DESCRIPTION OF THE TASK: Write the lines of the material as a JSON list of strings, one string per line with blank lines omitted. Cover only the span from the first line of the material through the line containing "main-y-left-axis-label: ALTIM SENSITIVITY", both ends included.

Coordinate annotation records
___

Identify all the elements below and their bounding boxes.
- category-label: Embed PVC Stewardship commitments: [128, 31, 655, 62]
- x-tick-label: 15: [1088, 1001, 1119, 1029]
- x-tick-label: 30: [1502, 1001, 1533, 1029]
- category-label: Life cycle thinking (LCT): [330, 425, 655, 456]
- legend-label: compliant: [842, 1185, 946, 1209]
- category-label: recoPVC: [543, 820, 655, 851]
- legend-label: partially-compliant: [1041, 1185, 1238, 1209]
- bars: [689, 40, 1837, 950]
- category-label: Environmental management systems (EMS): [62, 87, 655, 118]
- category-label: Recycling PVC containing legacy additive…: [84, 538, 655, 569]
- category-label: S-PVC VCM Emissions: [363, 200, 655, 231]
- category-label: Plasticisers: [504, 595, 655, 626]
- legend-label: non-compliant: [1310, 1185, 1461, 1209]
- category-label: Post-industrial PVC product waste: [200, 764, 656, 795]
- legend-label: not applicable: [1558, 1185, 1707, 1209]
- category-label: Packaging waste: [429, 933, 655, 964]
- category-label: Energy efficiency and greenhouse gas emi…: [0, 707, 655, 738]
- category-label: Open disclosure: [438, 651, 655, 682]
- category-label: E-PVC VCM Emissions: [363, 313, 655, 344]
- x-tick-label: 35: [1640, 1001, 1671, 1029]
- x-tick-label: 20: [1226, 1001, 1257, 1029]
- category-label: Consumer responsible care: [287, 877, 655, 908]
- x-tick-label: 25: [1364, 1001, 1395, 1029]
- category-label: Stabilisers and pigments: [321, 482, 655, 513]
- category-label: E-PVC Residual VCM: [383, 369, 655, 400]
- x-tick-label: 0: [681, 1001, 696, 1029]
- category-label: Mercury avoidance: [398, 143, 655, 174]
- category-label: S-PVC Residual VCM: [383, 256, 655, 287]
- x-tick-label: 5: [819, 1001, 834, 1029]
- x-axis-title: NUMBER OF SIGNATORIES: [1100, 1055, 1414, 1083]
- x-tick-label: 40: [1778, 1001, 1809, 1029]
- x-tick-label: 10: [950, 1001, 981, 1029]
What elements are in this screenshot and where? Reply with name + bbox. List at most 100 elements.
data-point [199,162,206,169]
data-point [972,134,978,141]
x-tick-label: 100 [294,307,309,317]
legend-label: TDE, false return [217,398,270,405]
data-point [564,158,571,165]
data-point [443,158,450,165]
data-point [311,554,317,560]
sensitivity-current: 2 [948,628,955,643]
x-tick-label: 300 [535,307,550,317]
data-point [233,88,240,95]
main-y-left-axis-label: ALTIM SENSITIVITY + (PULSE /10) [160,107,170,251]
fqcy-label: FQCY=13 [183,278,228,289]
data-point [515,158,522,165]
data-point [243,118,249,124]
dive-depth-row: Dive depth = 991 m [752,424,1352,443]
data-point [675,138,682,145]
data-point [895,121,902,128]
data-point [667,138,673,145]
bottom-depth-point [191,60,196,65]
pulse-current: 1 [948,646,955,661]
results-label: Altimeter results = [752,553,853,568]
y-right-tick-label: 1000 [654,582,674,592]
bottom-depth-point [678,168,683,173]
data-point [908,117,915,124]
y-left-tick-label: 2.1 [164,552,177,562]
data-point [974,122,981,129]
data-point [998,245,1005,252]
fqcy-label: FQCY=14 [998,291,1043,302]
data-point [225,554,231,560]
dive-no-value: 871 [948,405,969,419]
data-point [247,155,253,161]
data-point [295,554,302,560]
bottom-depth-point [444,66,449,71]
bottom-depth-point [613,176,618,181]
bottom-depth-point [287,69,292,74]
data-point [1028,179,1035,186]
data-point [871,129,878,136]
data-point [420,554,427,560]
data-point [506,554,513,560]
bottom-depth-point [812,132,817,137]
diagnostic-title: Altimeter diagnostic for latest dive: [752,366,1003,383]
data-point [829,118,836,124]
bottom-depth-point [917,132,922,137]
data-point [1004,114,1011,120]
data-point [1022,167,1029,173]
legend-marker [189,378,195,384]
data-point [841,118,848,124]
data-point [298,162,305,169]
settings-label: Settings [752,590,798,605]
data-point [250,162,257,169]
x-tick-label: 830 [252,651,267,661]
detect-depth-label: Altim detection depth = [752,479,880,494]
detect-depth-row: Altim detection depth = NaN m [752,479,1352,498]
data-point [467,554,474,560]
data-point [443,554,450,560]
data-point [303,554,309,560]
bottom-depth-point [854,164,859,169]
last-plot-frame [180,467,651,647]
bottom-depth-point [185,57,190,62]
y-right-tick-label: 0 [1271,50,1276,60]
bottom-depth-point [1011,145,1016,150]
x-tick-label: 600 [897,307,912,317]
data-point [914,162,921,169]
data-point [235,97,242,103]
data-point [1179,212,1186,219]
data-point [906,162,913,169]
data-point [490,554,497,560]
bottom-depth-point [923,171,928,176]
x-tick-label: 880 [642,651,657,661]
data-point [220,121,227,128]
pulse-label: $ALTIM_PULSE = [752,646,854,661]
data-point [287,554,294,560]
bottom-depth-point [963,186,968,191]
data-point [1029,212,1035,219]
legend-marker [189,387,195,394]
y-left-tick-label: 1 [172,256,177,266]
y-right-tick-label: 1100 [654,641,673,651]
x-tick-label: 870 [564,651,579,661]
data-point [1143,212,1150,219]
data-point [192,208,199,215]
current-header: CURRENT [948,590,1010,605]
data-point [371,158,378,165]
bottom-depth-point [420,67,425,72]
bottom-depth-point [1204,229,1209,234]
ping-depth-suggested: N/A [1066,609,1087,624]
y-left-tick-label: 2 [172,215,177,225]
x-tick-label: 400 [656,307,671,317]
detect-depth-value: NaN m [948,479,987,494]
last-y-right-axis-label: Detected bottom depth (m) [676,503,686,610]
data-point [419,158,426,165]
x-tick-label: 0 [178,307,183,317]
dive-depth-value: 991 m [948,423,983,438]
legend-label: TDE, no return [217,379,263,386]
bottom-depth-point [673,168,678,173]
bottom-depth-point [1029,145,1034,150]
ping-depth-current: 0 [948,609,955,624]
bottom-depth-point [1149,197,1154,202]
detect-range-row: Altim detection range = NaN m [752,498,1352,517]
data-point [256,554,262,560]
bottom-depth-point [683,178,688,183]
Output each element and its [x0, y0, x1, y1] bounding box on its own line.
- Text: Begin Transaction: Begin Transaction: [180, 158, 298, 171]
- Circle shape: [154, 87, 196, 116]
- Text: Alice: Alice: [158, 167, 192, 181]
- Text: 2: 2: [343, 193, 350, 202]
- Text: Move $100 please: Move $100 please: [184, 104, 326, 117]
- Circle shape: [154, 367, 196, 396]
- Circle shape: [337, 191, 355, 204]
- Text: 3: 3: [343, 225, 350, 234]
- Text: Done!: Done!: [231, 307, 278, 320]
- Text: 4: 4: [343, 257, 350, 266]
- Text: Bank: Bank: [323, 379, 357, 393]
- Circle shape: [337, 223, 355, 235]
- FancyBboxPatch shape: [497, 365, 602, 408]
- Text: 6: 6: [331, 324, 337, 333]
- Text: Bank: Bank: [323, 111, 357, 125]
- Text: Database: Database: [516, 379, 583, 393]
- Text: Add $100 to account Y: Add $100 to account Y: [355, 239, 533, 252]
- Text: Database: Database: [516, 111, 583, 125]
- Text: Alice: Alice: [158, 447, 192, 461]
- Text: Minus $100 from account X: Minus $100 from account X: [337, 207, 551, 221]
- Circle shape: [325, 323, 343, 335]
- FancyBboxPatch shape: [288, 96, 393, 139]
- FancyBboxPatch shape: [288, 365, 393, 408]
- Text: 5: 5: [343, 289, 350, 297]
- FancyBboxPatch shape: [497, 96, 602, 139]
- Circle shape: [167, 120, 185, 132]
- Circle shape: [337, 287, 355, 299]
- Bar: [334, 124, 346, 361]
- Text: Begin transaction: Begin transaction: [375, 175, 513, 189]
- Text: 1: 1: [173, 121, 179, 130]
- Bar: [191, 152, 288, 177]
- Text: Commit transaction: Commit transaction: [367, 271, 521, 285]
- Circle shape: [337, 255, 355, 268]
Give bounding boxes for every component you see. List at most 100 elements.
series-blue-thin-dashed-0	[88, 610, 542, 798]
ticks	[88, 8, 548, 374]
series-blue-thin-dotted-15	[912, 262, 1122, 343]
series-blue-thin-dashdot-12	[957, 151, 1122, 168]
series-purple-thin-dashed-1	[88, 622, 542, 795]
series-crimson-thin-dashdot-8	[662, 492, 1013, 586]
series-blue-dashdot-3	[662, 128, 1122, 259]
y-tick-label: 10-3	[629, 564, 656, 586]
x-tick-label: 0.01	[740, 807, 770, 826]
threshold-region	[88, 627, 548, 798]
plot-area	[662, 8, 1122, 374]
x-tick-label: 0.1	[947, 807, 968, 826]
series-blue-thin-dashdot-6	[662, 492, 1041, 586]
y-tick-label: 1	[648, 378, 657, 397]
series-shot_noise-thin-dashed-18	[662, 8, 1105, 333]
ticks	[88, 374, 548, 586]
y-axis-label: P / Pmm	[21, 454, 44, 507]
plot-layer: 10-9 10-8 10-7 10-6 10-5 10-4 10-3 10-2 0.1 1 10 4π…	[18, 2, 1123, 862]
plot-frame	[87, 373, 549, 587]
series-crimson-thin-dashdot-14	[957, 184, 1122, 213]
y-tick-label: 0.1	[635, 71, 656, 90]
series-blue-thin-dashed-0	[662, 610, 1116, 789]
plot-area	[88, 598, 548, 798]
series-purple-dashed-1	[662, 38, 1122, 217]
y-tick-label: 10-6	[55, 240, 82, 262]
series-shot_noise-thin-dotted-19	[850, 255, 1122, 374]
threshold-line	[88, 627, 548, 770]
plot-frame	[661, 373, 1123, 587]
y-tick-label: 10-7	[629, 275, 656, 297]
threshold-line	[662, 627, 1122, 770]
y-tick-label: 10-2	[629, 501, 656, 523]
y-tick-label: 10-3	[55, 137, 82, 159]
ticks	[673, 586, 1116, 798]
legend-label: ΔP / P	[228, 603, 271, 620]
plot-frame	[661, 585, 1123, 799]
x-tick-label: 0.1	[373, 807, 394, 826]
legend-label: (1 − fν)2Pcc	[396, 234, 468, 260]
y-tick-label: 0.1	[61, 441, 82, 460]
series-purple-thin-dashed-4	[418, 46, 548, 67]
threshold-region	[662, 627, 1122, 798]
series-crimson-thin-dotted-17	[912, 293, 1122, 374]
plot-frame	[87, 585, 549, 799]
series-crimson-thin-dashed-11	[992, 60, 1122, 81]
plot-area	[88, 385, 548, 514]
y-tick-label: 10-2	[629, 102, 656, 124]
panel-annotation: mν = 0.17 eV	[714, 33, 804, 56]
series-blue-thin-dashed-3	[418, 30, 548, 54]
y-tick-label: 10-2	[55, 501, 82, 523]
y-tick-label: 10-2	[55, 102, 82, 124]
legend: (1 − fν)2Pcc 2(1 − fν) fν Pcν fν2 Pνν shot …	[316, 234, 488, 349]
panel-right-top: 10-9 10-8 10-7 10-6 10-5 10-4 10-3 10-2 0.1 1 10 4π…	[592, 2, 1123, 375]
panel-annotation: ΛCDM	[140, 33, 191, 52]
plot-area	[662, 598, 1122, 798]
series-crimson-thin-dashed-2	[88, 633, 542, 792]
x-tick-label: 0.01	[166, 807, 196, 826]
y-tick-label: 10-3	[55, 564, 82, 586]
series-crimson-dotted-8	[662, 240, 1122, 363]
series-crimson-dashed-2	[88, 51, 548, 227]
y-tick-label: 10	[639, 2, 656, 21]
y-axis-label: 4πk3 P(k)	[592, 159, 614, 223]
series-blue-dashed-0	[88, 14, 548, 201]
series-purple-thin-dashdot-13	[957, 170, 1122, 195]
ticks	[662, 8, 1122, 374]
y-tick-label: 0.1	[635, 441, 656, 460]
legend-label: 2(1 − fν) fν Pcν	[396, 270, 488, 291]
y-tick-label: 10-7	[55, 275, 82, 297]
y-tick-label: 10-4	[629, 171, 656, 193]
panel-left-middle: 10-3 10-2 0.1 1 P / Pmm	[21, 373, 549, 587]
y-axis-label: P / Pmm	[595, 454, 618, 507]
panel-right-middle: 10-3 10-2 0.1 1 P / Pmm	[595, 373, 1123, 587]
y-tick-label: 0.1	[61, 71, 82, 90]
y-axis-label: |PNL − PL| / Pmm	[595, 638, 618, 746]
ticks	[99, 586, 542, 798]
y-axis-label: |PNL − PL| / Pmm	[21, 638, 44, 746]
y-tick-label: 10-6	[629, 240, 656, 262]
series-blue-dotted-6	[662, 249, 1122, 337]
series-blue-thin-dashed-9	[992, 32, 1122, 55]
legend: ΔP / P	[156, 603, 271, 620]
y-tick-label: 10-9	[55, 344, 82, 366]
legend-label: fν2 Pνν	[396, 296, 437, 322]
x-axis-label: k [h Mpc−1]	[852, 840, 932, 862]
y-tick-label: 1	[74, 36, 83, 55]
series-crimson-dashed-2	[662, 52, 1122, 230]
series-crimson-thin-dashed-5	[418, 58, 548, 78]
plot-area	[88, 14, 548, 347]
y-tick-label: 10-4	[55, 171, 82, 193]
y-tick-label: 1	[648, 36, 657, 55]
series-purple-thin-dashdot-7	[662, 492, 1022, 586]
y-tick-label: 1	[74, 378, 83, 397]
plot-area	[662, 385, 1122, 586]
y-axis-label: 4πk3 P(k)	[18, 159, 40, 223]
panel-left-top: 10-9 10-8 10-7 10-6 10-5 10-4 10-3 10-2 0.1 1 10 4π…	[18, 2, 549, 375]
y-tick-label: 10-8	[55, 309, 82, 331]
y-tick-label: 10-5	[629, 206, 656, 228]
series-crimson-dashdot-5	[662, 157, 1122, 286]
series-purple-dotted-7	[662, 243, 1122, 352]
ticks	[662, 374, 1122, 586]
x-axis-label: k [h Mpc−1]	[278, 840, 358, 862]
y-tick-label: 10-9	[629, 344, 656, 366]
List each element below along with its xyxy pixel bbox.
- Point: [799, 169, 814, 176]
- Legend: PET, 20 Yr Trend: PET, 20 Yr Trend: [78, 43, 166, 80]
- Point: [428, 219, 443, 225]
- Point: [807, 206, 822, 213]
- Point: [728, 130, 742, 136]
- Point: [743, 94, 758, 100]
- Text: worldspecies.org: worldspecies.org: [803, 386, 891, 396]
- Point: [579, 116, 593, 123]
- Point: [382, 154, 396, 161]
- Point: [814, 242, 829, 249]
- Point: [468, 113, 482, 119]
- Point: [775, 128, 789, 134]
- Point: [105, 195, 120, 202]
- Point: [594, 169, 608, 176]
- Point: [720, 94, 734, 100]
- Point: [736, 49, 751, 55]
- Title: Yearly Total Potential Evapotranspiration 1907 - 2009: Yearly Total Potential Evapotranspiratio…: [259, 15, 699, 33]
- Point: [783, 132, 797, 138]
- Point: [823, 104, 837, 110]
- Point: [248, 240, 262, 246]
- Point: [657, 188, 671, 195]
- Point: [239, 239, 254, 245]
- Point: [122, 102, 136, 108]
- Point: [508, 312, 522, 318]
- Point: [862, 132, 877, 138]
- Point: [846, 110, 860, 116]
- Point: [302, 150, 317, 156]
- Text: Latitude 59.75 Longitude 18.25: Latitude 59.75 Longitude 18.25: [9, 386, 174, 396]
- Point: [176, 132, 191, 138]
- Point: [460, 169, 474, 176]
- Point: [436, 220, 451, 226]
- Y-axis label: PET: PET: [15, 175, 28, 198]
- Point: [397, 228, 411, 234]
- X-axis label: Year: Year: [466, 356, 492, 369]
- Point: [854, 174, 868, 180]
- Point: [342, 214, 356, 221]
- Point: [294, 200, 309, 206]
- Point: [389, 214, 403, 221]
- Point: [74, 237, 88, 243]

___

TASK SOLUTION:
[
  "Identify all the elements below and their bounding boxes.",
  "- category-label: Embed PVC Stewardship commitments: [128, 31, 655, 62]",
  "- x-tick-label: 15: [1088, 1001, 1119, 1029]",
  "- x-tick-label: 30: [1502, 1001, 1533, 1029]",
  "- category-label: Life cycle thinking (LCT): [330, 425, 655, 456]",
  "- legend-label: compliant: [842, 1185, 946, 1209]",
  "- category-label: recoPVC: [543, 820, 655, 851]",
  "- legend-label: partially-compliant: [1041, 1185, 1238, 1209]",
  "- bars: [689, 40, 1837, 950]",
  "- category-label: Environmental management systems (EMS): [62, 87, 655, 118]",
  "- category-label: Recycling PVC containing legacy additive…: [84, 538, 655, 569]",
  "- category-label: S-PVC VCM Emissions: [363, 200, 655, 231]",
  "- category-label: Plasticisers: [504, 595, 655, 626]",
  "- legend-label: non-compliant: [1310, 1185, 1461, 1209]",
  "- category-label: Post-industrial PVC product waste: [200, 764, 656, 795]",
  "- legend-label: not applicable: [1558, 1185, 1707, 1209]",
  "- category-label: Packaging waste: [429, 933, 655, 964]",
  "- category-label: Energy efficiency and greenhouse gas emi…: [0, 707, 655, 738]",
  "- category-label: Open disclosure: [438, 651, 655, 682]",
  "- category-label: E-PVC VCM Emissions: [363, 313, 655, 344]",
  "- x-tick-label: 35: [1640, 1001, 1671, 1029]",
  "- x-tick-label: 20: [1226, 1001, 1257, 1029]",
  "- category-label: Consumer responsible care: [287, 877, 655, 908]",
  "- x-tick-label: 25: [1364, 1001, 1395, 1029]",
  "- category-label: Stabilisers and pigments: [321, 482, 655, 513]",
  "- category-label: E-PVC Residual VCM: [383, 369, 655, 400]",
  "- x-tick-label: 0: [681, 1001, 696, 1029]",
  "- category-label: Mercury avoidance: [398, 143, 655, 174]",
  "- category-label: S-PVC Residual VCM: [383, 256, 655, 287]",
  "- x-tick-label: 5: [819, 1001, 834, 1029]",
  "- x-axis-title: NUMBER OF SIGNATORIES: [1100, 1055, 1414, 1083]",
  "- x-tick-label: 40: [1778, 1001, 1809, 1029]",
  "- x-tick-label: 10: [950, 1001, 981, 1029]",
  "What elements are in this screenshot and where? Reply with name + bbox. List at most 100 elements.",
  "data-point [199,162,206,169]",
  "data-point [972,134,978,141]",
  "x-tick-label: 100 [294,307,309,317]",
  "legend-label: TDE, false return [217,398,270,405]",
  "data-point [564,158,571,165]",
  "data-point [443,158,450,165]",
  "data-point [311,554,317,560]",
  "sensitivity-current: 2 [948,628,955,643]",
  "x-tick-label: 300 [535,307,550,317]",
  "data-point [233,88,240,95]",
  "main-y-left-axis-label: ALTIM SENSITIVITY + (PULSE /10) [160,107,170,251]"
]